* GIVEN REQUEST *
Reproduce the listing exactly, with no pictures in your copy.

-- Start of STORED ROWS --

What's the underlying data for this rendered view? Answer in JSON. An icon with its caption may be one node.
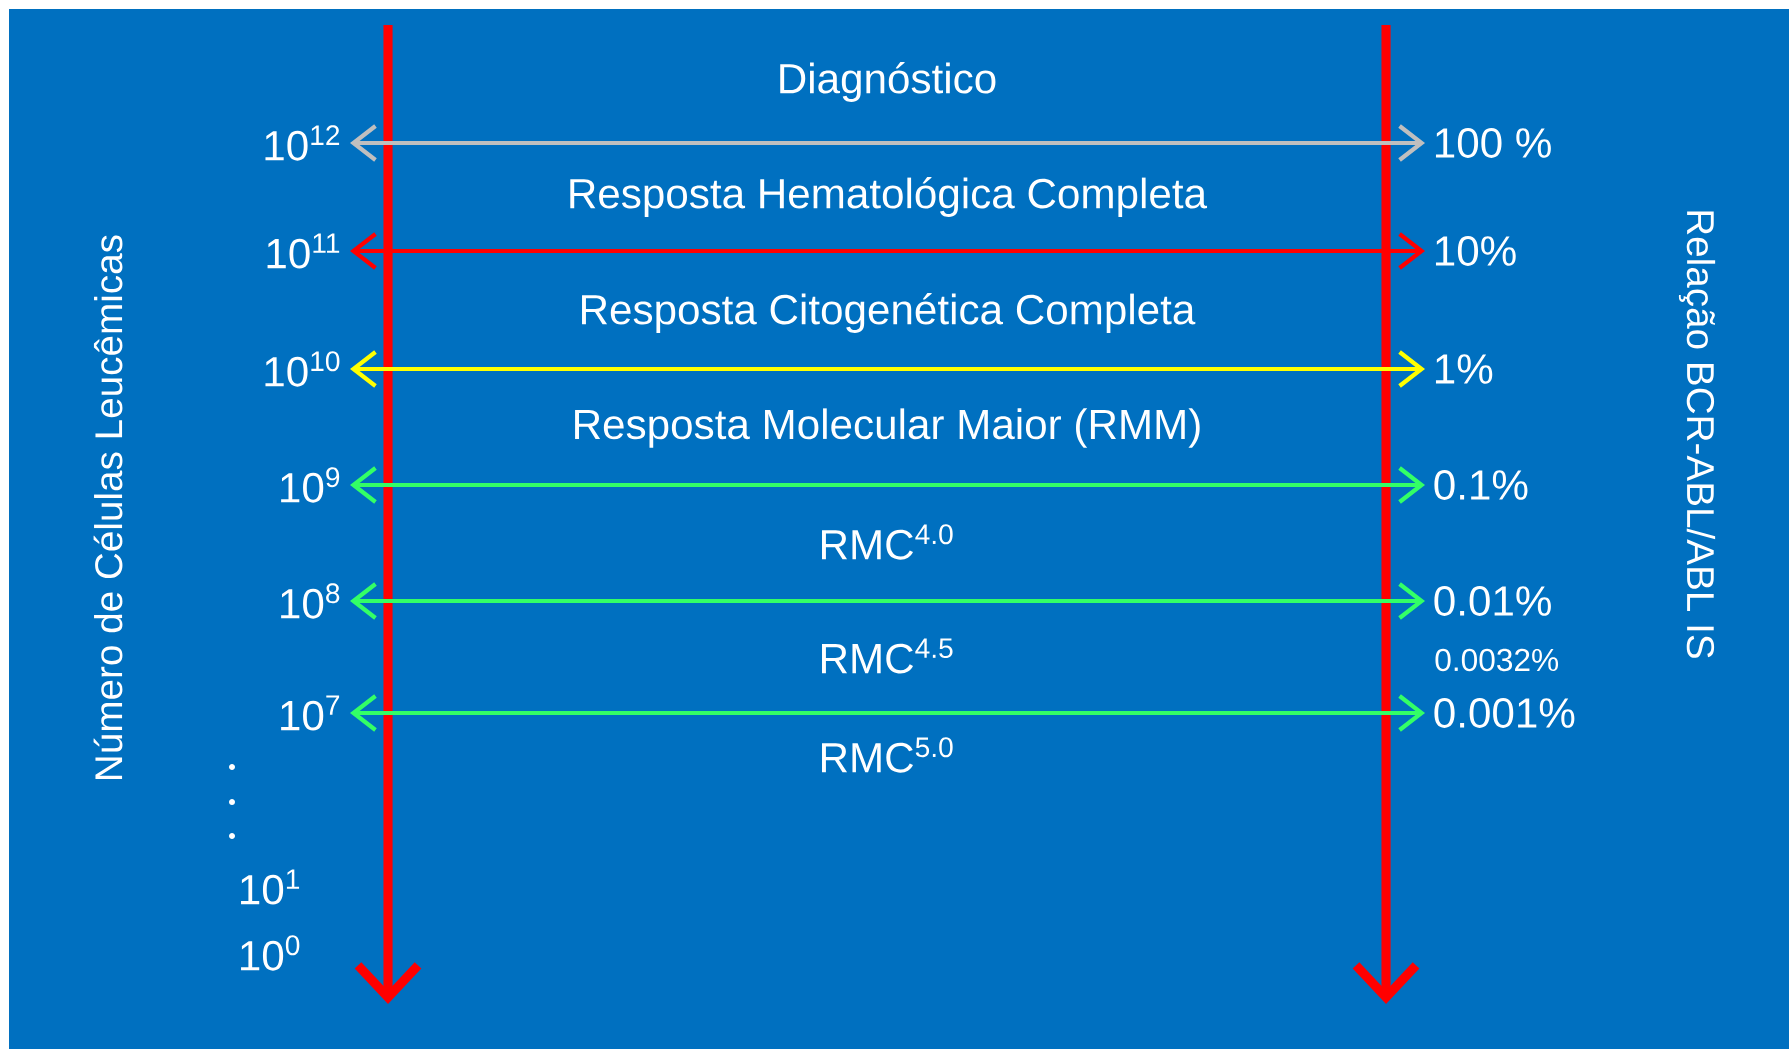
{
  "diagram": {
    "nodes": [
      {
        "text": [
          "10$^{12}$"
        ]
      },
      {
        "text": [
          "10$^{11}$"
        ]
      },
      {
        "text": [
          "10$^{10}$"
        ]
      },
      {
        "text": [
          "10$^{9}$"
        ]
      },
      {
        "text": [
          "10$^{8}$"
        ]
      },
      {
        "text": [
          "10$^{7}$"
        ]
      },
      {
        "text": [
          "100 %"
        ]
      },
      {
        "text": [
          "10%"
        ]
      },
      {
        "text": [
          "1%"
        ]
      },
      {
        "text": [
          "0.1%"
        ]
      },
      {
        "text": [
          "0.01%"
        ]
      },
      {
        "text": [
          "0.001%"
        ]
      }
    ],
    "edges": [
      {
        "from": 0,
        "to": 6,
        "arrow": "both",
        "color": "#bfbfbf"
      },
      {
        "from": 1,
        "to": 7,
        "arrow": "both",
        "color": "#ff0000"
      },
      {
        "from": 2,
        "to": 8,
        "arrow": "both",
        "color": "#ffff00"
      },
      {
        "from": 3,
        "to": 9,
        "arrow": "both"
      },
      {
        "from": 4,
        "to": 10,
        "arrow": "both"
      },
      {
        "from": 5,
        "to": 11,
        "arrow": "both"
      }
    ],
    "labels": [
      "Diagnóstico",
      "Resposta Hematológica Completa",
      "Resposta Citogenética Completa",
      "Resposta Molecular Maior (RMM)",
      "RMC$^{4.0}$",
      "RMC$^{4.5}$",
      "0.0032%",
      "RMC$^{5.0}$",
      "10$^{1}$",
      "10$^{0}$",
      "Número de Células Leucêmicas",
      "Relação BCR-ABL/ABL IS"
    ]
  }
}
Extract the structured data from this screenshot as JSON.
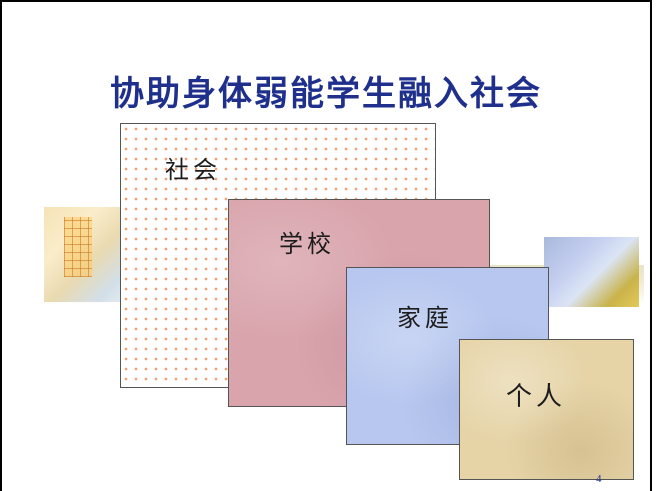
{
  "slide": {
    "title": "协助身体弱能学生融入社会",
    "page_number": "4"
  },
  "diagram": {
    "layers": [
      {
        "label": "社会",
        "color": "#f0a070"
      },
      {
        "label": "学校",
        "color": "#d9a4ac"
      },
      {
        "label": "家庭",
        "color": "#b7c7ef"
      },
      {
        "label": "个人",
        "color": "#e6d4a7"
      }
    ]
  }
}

-- End of STORED ROWS --

* ANSWER FOR THE TASK *
What's the underlying data for this rendered view? Answer in JSON. An icon with its caption may be one node.
{
  "diagram": {
    "nodes": [
      {
        "text": [
          "10$^{12}$"
        ]
      },
      {
        "text": [
          "10$^{11}$"
        ]
      },
      {
        "text": [
          "10$^{10}$"
        ]
      },
      {
        "text": [
          "10$^{9}$"
        ]
      },
      {
        "text": [
          "10$^{8}$"
        ]
      },
      {
        "text": [
          "10$^{7}$"
        ]
      },
      {
        "text": [
          "100 %"
        ]
      },
      {
        "text": [
          "10%"
        ]
      },
      {
        "text": [
          "1%"
        ]
      },
      {
        "text": [
          "0.1%"
        ]
      },
      {
        "text": [
          "0.01%"
        ]
      },
      {
        "text": [
          "0.001%"
        ]
      }
    ],
    "edges": [
      {
        "from": 0,
        "to": 6,
        "arrow": "both",
        "color": "#bfbfbf"
      },
      {
        "from": 1,
        "to": 7,
        "arrow": "both",
        "color": "#ff0000"
      },
      {
        "from": 2,
        "to": 8,
        "arrow": "both",
        "color": "#ffff00"
      },
      {
        "from": 3,
        "to": 9,
        "arrow": "both"
      },
      {
        "from": 4,
        "to": 10,
        "arrow": "both"
      },
      {
        "from": 5,
        "to": 11,
        "arrow": "both"
      }
    ],
    "labels": [
      "Diagnóstico",
      "Resposta Hematológica Completa",
      "Resposta Citogenética Completa",
      "Resposta Molecular Maior (RMM)",
      "RMC$^{4.0}$",
      "RMC$^{4.5}$",
      "0.0032%",
      "RMC$^{5.0}$",
      "10$^{1}$",
      "10$^{0}$",
      "Número de Células Leucêmicas",
      "Relação BCR-ABL/ABL IS"
    ]
  }
}
Extract the structured data from this screenshot as JSON.
{
  "slide": {
    "title": "协助身体弱能学生融入社会",
    "page_number": "4"
  },
  "diagram": {
    "layers": [
      {
        "label": "社会",
        "color": "#f0a070"
      },
      {
        "label": "学校",
        "color": "#d9a4ac"
      },
      {
        "label": "家庭",
        "color": "#b7c7ef"
      },
      {
        "label": "个人",
        "color": "#e6d4a7"
      }
    ]
  }
}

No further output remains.